** begin **
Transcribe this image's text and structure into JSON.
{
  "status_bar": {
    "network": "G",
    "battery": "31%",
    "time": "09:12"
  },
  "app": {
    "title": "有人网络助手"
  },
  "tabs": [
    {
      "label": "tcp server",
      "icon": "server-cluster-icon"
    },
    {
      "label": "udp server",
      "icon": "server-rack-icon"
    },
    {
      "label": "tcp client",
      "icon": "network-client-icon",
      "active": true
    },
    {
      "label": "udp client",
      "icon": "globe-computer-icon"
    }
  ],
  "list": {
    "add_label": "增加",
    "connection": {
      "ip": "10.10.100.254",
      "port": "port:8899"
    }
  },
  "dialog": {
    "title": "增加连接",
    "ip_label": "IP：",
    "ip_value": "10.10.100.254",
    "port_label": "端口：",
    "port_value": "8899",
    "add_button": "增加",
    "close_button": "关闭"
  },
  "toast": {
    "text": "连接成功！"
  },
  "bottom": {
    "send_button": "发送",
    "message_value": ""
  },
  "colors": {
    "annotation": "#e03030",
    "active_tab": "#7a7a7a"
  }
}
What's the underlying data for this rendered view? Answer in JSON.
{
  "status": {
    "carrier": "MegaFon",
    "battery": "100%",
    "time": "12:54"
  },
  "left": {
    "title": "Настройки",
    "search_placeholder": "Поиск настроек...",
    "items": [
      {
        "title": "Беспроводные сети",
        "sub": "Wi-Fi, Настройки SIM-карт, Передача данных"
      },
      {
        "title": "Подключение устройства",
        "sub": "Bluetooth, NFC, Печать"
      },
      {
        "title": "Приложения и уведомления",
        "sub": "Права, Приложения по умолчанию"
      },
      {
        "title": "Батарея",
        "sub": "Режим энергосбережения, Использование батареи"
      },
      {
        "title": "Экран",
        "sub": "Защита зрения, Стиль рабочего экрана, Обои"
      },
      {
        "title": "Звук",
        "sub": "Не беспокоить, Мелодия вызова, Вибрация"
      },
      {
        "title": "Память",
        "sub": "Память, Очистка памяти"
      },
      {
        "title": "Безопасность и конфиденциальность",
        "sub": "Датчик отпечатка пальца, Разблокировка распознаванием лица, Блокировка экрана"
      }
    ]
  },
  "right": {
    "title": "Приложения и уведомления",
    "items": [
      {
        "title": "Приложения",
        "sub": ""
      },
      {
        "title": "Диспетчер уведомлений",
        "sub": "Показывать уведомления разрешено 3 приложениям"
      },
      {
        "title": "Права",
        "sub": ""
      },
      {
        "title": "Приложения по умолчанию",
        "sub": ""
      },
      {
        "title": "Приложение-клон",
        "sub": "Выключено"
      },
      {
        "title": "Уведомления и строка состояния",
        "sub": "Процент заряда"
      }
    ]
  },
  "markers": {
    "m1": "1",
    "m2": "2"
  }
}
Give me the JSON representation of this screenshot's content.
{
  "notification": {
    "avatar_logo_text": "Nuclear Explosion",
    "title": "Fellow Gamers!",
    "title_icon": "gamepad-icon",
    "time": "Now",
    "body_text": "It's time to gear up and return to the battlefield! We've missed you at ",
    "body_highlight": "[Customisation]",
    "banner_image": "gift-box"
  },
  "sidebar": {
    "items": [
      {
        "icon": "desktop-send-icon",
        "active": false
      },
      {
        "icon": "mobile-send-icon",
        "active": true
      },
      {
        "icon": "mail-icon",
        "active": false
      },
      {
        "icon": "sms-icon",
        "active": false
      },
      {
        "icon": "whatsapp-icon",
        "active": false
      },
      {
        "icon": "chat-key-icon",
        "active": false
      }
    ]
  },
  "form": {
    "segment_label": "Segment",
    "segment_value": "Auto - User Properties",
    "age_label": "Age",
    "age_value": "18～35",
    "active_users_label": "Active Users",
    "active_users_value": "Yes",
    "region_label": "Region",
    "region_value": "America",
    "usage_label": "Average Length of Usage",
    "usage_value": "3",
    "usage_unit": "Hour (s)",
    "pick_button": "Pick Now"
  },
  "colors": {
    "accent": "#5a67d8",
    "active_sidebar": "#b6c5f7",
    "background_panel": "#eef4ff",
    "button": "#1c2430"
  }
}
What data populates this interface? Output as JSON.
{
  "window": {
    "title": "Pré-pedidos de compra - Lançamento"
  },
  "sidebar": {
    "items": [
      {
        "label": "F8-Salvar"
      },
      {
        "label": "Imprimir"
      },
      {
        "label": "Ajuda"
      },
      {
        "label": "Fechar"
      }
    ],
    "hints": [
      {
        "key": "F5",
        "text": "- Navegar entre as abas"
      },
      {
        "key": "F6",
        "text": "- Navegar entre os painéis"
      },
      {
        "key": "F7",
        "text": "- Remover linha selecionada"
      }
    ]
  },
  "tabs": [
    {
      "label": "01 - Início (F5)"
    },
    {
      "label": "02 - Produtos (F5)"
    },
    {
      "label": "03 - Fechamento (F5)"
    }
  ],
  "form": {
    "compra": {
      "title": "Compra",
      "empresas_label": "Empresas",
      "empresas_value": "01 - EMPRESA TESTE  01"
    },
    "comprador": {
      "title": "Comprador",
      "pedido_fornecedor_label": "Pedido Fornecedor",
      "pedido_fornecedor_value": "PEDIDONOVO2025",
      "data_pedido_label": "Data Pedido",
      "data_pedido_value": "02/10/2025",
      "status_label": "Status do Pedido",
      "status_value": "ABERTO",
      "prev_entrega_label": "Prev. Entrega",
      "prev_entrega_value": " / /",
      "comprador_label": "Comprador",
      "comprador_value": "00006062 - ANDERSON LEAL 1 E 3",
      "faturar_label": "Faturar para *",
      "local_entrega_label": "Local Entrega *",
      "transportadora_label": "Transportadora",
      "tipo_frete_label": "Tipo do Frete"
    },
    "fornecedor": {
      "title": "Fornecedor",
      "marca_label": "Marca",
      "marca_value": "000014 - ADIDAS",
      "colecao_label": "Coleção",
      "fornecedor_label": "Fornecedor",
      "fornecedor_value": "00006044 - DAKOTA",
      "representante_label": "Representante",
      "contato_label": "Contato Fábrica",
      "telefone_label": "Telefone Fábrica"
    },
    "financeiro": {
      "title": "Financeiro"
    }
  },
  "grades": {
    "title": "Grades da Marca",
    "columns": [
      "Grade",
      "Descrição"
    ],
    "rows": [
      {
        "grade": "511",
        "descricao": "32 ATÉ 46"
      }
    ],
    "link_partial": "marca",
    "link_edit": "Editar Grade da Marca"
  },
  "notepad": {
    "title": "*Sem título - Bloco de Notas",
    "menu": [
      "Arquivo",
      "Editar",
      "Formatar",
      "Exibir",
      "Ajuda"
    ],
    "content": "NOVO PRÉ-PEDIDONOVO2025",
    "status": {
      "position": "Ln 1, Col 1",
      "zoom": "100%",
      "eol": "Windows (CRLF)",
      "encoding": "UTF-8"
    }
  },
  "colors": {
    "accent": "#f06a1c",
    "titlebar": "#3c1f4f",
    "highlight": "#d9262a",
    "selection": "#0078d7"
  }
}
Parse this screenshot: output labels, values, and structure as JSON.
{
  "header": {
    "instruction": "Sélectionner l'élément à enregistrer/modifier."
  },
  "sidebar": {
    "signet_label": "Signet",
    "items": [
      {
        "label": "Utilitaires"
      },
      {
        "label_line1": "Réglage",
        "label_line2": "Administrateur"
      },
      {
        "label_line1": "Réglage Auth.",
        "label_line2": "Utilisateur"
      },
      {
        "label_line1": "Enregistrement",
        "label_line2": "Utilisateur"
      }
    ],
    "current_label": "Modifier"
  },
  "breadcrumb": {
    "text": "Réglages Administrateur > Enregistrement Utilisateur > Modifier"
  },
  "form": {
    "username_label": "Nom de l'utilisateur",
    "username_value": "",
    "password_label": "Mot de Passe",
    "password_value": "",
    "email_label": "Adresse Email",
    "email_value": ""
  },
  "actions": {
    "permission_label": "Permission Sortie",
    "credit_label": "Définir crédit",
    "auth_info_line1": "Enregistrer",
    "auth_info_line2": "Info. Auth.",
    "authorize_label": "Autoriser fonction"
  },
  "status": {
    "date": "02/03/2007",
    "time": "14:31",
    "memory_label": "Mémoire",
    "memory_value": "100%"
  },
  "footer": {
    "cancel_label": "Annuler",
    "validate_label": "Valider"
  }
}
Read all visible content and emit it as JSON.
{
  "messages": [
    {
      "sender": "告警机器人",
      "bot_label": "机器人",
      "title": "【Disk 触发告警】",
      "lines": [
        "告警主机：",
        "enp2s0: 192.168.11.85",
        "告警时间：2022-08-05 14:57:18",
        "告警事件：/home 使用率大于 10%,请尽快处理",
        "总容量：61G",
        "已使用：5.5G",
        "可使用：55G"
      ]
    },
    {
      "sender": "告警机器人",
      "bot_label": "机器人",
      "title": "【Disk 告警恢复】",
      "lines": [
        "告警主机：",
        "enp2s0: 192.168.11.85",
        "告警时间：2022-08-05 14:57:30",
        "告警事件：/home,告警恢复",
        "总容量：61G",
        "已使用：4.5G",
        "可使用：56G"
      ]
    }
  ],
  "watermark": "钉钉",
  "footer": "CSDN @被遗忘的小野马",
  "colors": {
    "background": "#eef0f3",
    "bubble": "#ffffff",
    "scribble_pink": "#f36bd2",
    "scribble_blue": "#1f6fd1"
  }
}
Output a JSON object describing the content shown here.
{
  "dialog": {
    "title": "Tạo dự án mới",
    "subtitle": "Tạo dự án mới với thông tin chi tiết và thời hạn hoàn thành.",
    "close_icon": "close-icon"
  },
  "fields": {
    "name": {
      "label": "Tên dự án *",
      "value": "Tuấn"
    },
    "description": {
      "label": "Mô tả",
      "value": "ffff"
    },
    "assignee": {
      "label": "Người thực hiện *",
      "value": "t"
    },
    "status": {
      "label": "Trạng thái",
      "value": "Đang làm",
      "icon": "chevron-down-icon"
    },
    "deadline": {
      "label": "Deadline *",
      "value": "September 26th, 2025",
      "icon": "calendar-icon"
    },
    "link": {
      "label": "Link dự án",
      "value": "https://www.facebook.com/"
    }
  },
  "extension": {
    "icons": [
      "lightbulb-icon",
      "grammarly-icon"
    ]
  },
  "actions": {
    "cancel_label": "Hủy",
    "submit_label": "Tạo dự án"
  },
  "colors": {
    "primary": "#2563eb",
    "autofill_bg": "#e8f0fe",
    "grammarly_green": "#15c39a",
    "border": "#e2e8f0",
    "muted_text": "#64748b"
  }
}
** end **
__Task details__:
Extract all lines of the records above that include "告警时间".

__Response to the exercise__:
        "告警时间：2022-08-05 14:57:18",
        "告警时间：2022-08-05 14:57:30",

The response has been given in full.